WHAT THIS TASK INVOLVES »
Show every line of the records below that contains the word "name".

#### EXERCISE INPUTS

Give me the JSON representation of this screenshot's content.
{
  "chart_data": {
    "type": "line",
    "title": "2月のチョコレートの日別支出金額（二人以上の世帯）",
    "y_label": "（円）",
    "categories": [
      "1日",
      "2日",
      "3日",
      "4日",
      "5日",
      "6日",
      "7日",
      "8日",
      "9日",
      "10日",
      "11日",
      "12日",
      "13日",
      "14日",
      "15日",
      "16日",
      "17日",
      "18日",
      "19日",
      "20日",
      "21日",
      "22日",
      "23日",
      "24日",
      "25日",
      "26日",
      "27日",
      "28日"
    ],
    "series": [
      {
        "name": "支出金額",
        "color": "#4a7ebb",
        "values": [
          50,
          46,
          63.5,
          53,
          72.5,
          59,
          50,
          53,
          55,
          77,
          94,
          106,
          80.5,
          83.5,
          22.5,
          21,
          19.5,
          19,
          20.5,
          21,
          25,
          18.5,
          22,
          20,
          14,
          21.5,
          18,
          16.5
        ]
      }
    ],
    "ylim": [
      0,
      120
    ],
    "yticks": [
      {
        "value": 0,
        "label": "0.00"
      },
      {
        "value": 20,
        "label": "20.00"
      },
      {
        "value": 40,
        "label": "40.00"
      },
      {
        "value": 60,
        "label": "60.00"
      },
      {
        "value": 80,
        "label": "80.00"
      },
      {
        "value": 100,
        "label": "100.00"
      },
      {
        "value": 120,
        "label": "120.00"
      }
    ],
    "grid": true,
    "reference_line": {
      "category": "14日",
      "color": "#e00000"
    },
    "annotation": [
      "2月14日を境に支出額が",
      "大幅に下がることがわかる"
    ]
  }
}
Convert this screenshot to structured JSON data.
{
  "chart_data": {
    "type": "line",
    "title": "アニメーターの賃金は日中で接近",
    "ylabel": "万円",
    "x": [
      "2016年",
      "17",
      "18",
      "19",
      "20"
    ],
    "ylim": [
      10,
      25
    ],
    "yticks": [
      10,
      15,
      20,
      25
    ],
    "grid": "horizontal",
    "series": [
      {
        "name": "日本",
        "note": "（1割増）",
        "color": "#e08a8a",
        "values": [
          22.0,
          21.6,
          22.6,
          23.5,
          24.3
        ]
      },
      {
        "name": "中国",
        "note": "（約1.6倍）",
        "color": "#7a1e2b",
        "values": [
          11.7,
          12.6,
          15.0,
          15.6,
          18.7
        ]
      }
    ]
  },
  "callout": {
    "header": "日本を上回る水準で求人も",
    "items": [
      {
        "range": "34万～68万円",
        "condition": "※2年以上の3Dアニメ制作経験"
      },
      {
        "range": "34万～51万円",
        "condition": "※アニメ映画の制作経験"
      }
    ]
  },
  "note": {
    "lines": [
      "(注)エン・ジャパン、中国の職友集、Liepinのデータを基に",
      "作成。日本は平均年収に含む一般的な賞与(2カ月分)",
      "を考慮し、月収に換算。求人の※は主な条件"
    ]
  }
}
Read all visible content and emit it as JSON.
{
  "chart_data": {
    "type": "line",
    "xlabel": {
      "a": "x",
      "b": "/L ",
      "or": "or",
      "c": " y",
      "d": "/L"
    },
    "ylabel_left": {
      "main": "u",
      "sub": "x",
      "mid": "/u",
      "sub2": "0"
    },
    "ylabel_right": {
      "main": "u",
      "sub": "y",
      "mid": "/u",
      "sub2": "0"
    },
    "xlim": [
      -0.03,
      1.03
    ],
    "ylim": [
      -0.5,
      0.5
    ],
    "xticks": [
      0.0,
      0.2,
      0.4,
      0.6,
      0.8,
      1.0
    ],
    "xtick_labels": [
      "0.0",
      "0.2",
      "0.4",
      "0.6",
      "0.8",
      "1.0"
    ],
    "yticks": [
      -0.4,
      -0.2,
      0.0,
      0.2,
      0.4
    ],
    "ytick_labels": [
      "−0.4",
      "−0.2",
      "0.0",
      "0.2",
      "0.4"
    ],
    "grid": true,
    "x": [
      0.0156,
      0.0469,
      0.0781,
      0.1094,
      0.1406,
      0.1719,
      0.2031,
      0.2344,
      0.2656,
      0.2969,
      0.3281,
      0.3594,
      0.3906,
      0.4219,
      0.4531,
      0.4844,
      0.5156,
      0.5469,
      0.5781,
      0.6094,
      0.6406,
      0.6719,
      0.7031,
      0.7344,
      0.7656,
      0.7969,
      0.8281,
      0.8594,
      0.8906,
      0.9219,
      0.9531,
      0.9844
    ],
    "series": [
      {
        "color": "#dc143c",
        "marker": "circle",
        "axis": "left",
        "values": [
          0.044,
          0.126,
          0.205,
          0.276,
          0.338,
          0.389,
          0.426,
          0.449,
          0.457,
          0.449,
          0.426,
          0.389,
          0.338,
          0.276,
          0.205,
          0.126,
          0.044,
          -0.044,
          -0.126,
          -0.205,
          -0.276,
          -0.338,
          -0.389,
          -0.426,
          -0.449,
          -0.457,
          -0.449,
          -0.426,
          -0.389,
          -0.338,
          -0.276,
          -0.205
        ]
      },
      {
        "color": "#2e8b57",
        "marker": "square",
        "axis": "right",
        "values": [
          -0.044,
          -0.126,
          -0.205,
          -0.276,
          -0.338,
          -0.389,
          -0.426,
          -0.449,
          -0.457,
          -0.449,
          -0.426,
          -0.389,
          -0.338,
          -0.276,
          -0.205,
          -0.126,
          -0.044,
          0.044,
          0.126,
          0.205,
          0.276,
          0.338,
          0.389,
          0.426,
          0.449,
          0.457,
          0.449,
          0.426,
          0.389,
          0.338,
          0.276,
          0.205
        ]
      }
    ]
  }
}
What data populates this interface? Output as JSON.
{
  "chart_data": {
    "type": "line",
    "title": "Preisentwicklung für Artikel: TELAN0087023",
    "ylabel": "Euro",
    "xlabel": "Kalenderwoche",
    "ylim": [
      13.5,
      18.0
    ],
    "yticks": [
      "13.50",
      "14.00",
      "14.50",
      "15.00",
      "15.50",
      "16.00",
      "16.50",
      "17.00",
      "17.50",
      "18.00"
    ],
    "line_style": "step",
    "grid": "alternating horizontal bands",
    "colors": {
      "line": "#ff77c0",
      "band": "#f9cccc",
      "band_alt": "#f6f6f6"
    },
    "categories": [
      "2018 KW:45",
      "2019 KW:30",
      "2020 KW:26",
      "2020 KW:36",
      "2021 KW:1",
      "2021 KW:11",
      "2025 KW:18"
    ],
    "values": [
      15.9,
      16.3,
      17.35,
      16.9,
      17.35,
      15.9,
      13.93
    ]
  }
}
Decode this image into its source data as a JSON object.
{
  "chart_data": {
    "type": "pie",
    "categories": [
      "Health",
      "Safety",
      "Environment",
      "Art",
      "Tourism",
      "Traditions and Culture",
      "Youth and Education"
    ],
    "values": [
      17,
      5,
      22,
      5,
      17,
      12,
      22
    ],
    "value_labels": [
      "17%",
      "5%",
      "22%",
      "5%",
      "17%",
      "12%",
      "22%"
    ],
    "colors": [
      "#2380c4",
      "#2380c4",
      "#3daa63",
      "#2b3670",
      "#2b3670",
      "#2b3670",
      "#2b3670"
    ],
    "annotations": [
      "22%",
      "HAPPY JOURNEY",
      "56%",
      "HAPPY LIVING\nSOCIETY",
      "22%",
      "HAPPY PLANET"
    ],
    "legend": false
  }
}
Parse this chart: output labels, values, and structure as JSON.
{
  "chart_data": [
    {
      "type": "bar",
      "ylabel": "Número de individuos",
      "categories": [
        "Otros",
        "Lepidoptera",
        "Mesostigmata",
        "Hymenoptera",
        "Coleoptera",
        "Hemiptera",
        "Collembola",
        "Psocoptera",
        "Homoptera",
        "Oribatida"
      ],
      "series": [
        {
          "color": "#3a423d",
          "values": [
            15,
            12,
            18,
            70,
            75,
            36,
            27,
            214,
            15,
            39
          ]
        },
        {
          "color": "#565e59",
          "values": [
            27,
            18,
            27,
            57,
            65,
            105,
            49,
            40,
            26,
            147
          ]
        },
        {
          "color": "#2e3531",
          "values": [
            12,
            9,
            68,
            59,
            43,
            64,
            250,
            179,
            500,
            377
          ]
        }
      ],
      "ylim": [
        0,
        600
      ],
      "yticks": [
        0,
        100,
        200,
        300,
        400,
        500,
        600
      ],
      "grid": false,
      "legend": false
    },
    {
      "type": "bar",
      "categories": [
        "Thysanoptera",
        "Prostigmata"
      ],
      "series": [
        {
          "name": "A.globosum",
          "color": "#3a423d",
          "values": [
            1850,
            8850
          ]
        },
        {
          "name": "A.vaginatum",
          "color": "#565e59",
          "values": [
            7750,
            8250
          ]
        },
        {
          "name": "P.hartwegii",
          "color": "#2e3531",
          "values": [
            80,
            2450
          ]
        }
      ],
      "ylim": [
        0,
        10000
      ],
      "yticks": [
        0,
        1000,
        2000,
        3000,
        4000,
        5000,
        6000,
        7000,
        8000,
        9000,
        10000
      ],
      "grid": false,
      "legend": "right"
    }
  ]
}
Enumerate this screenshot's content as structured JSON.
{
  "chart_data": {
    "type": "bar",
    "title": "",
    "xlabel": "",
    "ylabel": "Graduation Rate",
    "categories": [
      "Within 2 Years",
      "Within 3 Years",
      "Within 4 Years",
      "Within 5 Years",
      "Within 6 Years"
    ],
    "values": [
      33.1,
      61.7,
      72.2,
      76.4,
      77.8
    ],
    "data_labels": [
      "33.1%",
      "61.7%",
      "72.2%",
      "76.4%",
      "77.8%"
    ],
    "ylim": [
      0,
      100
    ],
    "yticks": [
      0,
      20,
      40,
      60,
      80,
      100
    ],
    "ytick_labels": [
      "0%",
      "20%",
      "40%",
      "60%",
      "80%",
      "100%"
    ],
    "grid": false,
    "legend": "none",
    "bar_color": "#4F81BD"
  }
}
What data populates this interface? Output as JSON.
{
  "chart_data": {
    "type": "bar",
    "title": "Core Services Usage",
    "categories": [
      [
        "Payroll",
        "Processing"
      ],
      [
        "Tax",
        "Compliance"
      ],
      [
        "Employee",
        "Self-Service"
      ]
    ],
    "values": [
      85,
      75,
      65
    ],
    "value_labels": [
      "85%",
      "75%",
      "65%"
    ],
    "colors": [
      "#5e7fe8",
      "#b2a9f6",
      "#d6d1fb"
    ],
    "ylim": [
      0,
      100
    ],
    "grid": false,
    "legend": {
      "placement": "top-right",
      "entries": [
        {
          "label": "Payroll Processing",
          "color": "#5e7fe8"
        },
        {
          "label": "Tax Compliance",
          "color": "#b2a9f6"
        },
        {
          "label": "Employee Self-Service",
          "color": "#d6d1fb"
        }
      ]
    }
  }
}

########

WRITTEN RESPONSE »
        "name": "支出金額",
        "name": "日本",
        "name": "中国",
          "name": "A.globosum",
          "name": "A.vaginatum",
          "name": "P.hartwegii",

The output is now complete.